Exercise directions: Your task is to repeat the entries word for word while leaving out the pictures.

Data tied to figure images
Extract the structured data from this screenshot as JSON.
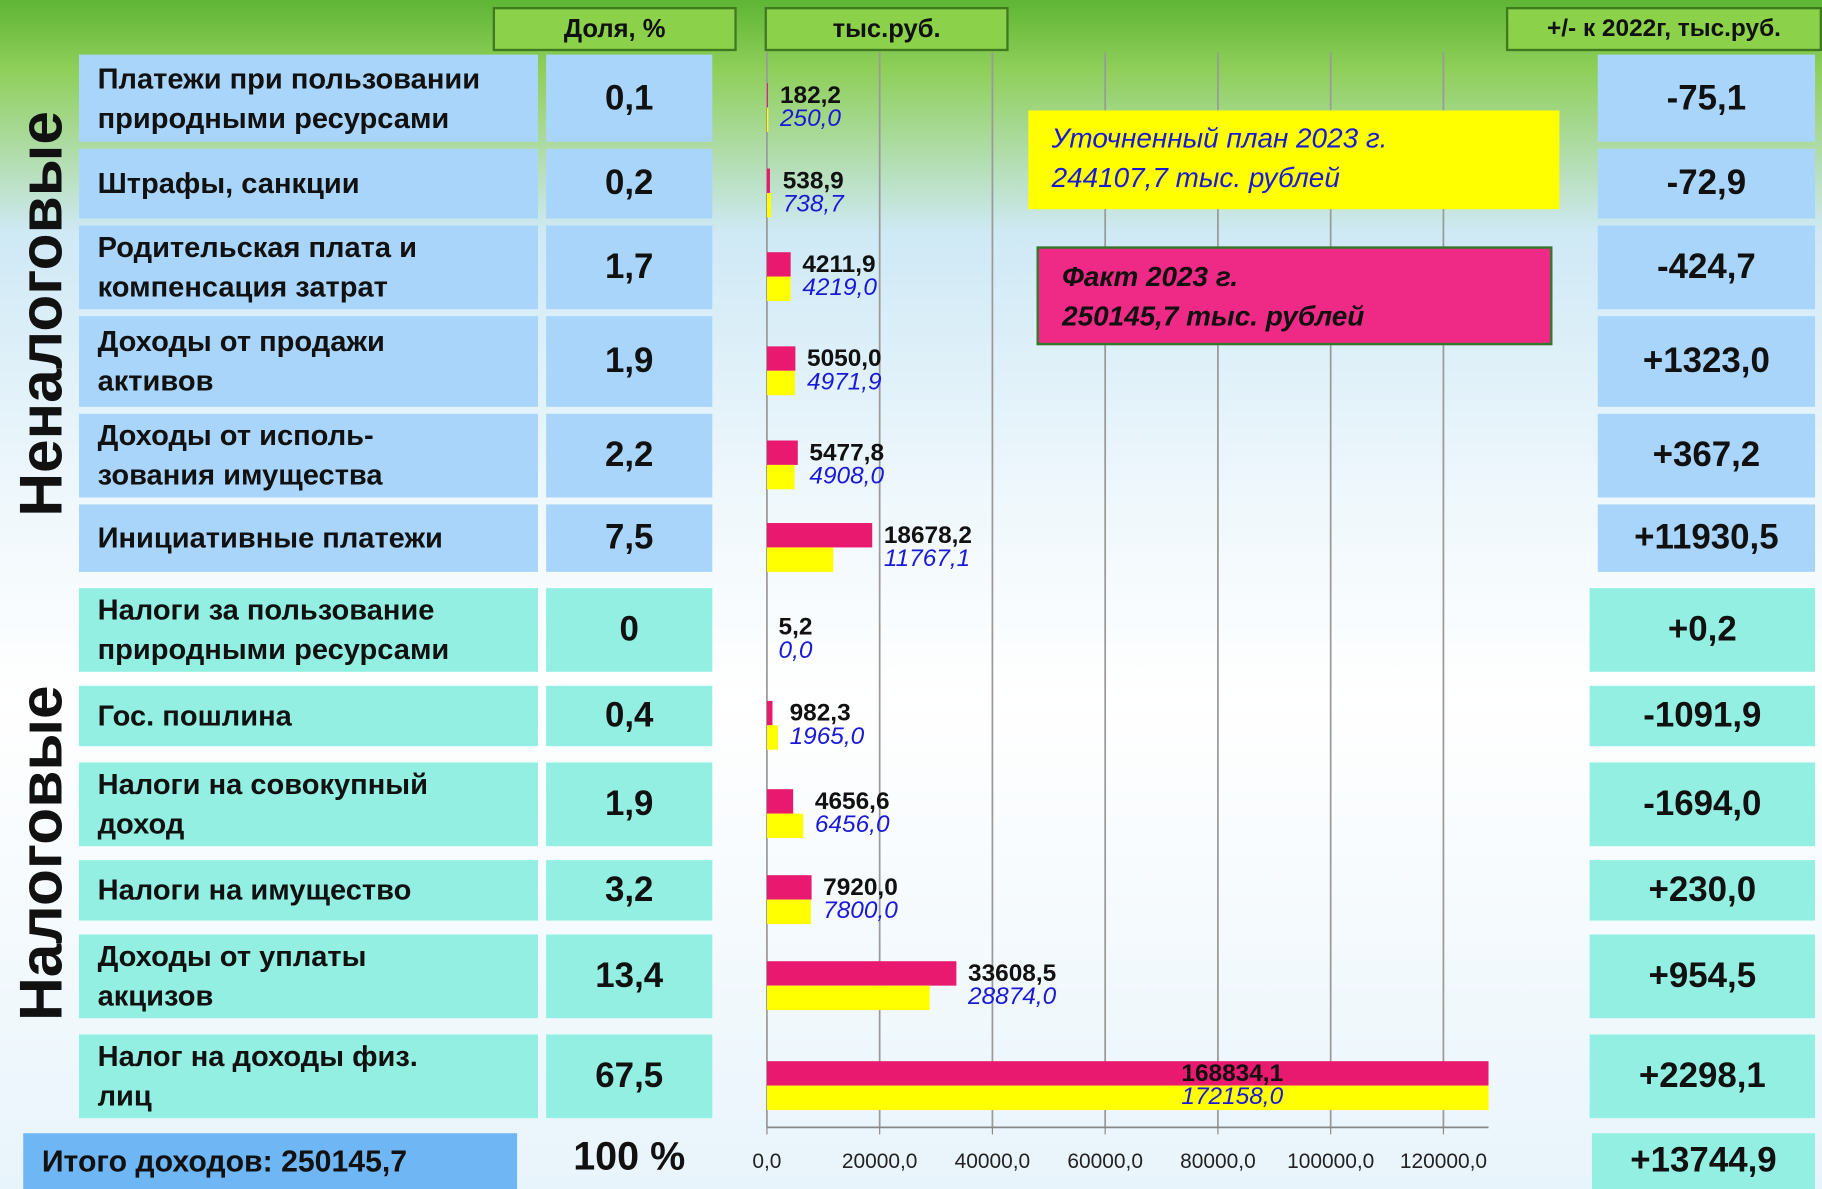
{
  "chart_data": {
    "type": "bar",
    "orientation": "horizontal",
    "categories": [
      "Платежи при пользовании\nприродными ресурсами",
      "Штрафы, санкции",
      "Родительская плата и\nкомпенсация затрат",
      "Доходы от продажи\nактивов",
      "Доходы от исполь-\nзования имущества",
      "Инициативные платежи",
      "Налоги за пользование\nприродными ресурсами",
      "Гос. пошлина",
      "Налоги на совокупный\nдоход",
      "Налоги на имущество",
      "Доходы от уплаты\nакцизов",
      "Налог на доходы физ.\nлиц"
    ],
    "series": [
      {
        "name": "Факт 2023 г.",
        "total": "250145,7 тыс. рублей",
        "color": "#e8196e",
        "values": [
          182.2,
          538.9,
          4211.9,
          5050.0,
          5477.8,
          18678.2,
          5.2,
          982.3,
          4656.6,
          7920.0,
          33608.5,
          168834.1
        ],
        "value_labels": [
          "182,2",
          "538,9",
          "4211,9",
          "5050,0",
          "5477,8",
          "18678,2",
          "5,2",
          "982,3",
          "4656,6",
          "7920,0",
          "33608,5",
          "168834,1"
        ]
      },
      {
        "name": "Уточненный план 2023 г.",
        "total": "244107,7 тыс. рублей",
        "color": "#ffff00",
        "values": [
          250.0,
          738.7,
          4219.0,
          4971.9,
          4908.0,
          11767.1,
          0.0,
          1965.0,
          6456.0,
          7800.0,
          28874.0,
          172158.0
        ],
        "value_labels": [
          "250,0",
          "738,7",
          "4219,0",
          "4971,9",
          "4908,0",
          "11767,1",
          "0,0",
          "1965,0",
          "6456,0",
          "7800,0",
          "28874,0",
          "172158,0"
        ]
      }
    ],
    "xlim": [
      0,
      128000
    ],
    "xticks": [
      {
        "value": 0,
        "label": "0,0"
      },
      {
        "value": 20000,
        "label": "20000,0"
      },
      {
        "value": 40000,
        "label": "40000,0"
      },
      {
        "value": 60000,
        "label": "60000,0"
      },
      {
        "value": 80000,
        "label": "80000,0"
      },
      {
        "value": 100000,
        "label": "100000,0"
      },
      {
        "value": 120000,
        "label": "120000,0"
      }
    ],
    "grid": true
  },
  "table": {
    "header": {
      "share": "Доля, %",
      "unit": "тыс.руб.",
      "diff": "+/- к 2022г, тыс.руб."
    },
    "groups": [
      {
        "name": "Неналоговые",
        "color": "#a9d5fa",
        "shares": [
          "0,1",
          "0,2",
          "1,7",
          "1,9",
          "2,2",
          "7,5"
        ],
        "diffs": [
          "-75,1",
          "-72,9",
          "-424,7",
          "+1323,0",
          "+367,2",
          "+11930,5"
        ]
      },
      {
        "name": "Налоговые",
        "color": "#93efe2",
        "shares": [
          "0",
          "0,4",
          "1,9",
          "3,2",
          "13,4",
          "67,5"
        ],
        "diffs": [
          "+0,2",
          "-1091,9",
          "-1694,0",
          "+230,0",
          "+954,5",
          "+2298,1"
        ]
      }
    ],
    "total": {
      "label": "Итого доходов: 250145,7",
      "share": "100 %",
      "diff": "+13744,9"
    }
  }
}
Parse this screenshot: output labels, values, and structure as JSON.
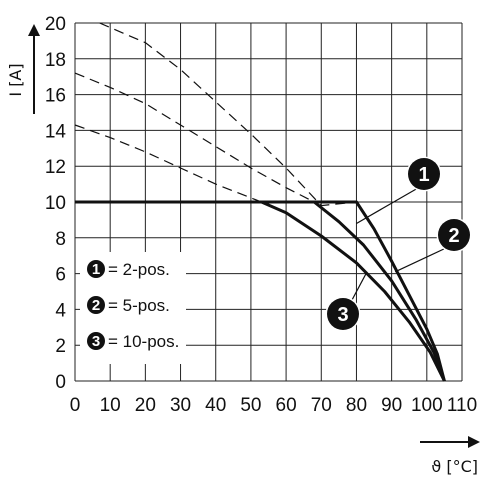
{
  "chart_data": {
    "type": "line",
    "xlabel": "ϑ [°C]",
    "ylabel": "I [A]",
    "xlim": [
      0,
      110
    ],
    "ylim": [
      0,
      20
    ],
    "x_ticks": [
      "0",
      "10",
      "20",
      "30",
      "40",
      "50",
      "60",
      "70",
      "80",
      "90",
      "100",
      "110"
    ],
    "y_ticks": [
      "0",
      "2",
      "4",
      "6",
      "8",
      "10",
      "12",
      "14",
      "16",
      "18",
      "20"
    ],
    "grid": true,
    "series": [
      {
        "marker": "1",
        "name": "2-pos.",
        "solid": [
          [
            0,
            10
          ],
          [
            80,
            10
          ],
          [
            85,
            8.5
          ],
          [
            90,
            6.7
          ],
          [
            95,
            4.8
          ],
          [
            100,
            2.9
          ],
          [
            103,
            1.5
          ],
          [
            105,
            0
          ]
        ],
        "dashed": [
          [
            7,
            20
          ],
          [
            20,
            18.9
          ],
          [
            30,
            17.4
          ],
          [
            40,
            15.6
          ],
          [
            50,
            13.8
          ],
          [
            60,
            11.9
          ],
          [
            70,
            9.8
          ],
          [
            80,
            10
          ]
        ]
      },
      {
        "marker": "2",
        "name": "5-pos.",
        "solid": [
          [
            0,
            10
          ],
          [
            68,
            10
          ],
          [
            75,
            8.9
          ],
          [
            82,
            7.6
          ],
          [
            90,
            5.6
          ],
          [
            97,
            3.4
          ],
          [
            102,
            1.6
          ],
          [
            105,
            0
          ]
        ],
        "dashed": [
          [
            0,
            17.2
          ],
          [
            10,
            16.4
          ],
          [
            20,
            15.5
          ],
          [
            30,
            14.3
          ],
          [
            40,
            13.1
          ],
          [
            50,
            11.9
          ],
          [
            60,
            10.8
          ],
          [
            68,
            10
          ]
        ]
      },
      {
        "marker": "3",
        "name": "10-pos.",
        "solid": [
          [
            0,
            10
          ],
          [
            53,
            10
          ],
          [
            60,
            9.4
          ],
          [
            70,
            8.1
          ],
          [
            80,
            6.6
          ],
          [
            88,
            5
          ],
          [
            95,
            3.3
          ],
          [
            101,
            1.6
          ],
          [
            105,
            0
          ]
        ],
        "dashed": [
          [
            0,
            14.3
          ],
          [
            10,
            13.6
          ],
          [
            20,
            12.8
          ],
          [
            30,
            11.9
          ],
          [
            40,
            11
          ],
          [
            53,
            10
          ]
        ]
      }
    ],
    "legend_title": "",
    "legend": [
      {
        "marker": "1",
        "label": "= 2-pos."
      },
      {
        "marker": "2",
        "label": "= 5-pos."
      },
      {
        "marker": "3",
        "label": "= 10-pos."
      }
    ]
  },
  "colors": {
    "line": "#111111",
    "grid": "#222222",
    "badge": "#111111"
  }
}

Solved problem:
Extract the structured data from this screenshot as JSON.
{
  "chart_data": {
    "type": "bar",
    "orientation": "horizontal",
    "categories": [
      "Платежи при пользовании\nприродными ресурсами",
      "Штрафы, санкции",
      "Родительская плата и\nкомпенсация затрат",
      "Доходы от продажи\nактивов",
      "Доходы от исполь-\nзования имущества",
      "Инициативные платежи",
      "Налоги за пользование\nприродными ресурсами",
      "Гос. пошлина",
      "Налоги на совокупный\nдоход",
      "Налоги на имущество",
      "Доходы от уплаты\nакцизов",
      "Налог на доходы физ.\nлиц"
    ],
    "series": [
      {
        "name": "Факт 2023 г.",
        "total": "250145,7 тыс. рублей",
        "color": "#e8196e",
        "values": [
          182.2,
          538.9,
          4211.9,
          5050.0,
          5477.8,
          18678.2,
          5.2,
          982.3,
          4656.6,
          7920.0,
          33608.5,
          168834.1
        ],
        "value_labels": [
          "182,2",
          "538,9",
          "4211,9",
          "5050,0",
          "5477,8",
          "18678,2",
          "5,2",
          "982,3",
          "4656,6",
          "7920,0",
          "33608,5",
          "168834,1"
        ]
      },
      {
        "name": "Уточненный план 2023 г.",
        "total": "244107,7 тыс. рублей",
        "color": "#ffff00",
        "values": [
          250.0,
          738.7,
          4219.0,
          4971.9,
          4908.0,
          11767.1,
          0.0,
          1965.0,
          6456.0,
          7800.0,
          28874.0,
          172158.0
        ],
        "value_labels": [
          "250,0",
          "738,7",
          "4219,0",
          "4971,9",
          "4908,0",
          "11767,1",
          "0,0",
          "1965,0",
          "6456,0",
          "7800,0",
          "28874,0",
          "172158,0"
        ]
      }
    ],
    "xlim": [
      0,
      128000
    ],
    "xticks": [
      {
        "value": 0,
        "label": "0,0"
      },
      {
        "value": 20000,
        "label": "20000,0"
      },
      {
        "value": 40000,
        "label": "40000,0"
      },
      {
        "value": 60000,
        "label": "60000,0"
      },
      {
        "value": 80000,
        "label": "80000,0"
      },
      {
        "value": 100000,
        "label": "100000,0"
      },
      {
        "value": 120000,
        "label": "120000,0"
      }
    ],
    "grid": true
  },
  "table": {
    "header": {
      "share": "Доля, %",
      "unit": "тыс.руб.",
      "diff": "+/- к 2022г, тыс.руб."
    },
    "groups": [
      {
        "name": "Неналоговые",
        "color": "#a9d5fa",
        "shares": [
          "0,1",
          "0,2",
          "1,7",
          "1,9",
          "2,2",
          "7,5"
        ],
        "diffs": [
          "-75,1",
          "-72,9",
          "-424,7",
          "+1323,0",
          "+367,2",
          "+11930,5"
        ]
      },
      {
        "name": "Налоговые",
        "color": "#93efe2",
        "shares": [
          "0",
          "0,4",
          "1,9",
          "3,2",
          "13,4",
          "67,5"
        ],
        "diffs": [
          "+0,2",
          "-1091,9",
          "-1694,0",
          "+230,0",
          "+954,5",
          "+2298,1"
        ]
      }
    ],
    "total": {
      "label": "Итого доходов: 250145,7",
      "share": "100 %",
      "diff": "+13744,9"
    }
  }
}
Parse this screenshot: output labels, values, and structure as JSON.
{
  "chart_data": {
    "type": "line",
    "xlabel": "ϑ [°C]",
    "ylabel": "I [A]",
    "xlim": [
      0,
      110
    ],
    "ylim": [
      0,
      20
    ],
    "x_ticks": [
      "0",
      "10",
      "20",
      "30",
      "40",
      "50",
      "60",
      "70",
      "80",
      "90",
      "100",
      "110"
    ],
    "y_ticks": [
      "0",
      "2",
      "4",
      "6",
      "8",
      "10",
      "12",
      "14",
      "16",
      "18",
      "20"
    ],
    "grid": true,
    "series": [
      {
        "marker": "1",
        "name": "2-pos.",
        "solid": [
          [
            0,
            10
          ],
          [
            80,
            10
          ],
          [
            85,
            8.5
          ],
          [
            90,
            6.7
          ],
          [
            95,
            4.8
          ],
          [
            100,
            2.9
          ],
          [
            103,
            1.5
          ],
          [
            105,
            0
          ]
        ],
        "dashed": [
          [
            7,
            20
          ],
          [
            20,
            18.9
          ],
          [
            30,
            17.4
          ],
          [
            40,
            15.6
          ],
          [
            50,
            13.8
          ],
          [
            60,
            11.9
          ],
          [
            70,
            9.8
          ],
          [
            80,
            10
          ]
        ]
      },
      {
        "marker": "2",
        "name": "5-pos.",
        "solid": [
          [
            0,
            10
          ],
          [
            68,
            10
          ],
          [
            75,
            8.9
          ],
          [
            82,
            7.6
          ],
          [
            90,
            5.6
          ],
          [
            97,
            3.4
          ],
          [
            102,
            1.6
          ],
          [
            105,
            0
          ]
        ],
        "dashed": [
          [
            0,
            17.2
          ],
          [
            10,
            16.4
          ],
          [
            20,
            15.5
          ],
          [
            30,
            14.3
          ],
          [
            40,
            13.1
          ],
          [
            50,
            11.9
          ],
          [
            60,
            10.8
          ],
          [
            68,
            10
          ]
        ]
      },
      {
        "marker": "3",
        "name": "10-pos.",
        "solid": [
          [
            0,
            10
          ],
          [
            53,
            10
          ],
          [
            60,
            9.4
          ],
          [
            70,
            8.1
          ],
          [
            80,
            6.6
          ],
          [
            88,
            5
          ],
          [
            95,
            3.3
          ],
          [
            101,
            1.6
          ],
          [
            105,
            0
          ]
        ],
        "dashed": [
          [
            0,
            14.3
          ],
          [
            10,
            13.6
          ],
          [
            20,
            12.8
          ],
          [
            30,
            11.9
          ],
          [
            40,
            11
          ],
          [
            53,
            10
          ]
        ]
      }
    ],
    "legend_title": "",
    "legend": [
      {
        "marker": "1",
        "label": "= 2-pos."
      },
      {
        "marker": "2",
        "label": "= 5-pos."
      },
      {
        "marker": "3",
        "label": "= 10-pos."
      }
    ]
  },
  "colors": {
    "line": "#111111",
    "grid": "#222222",
    "badge": "#111111"
  }
}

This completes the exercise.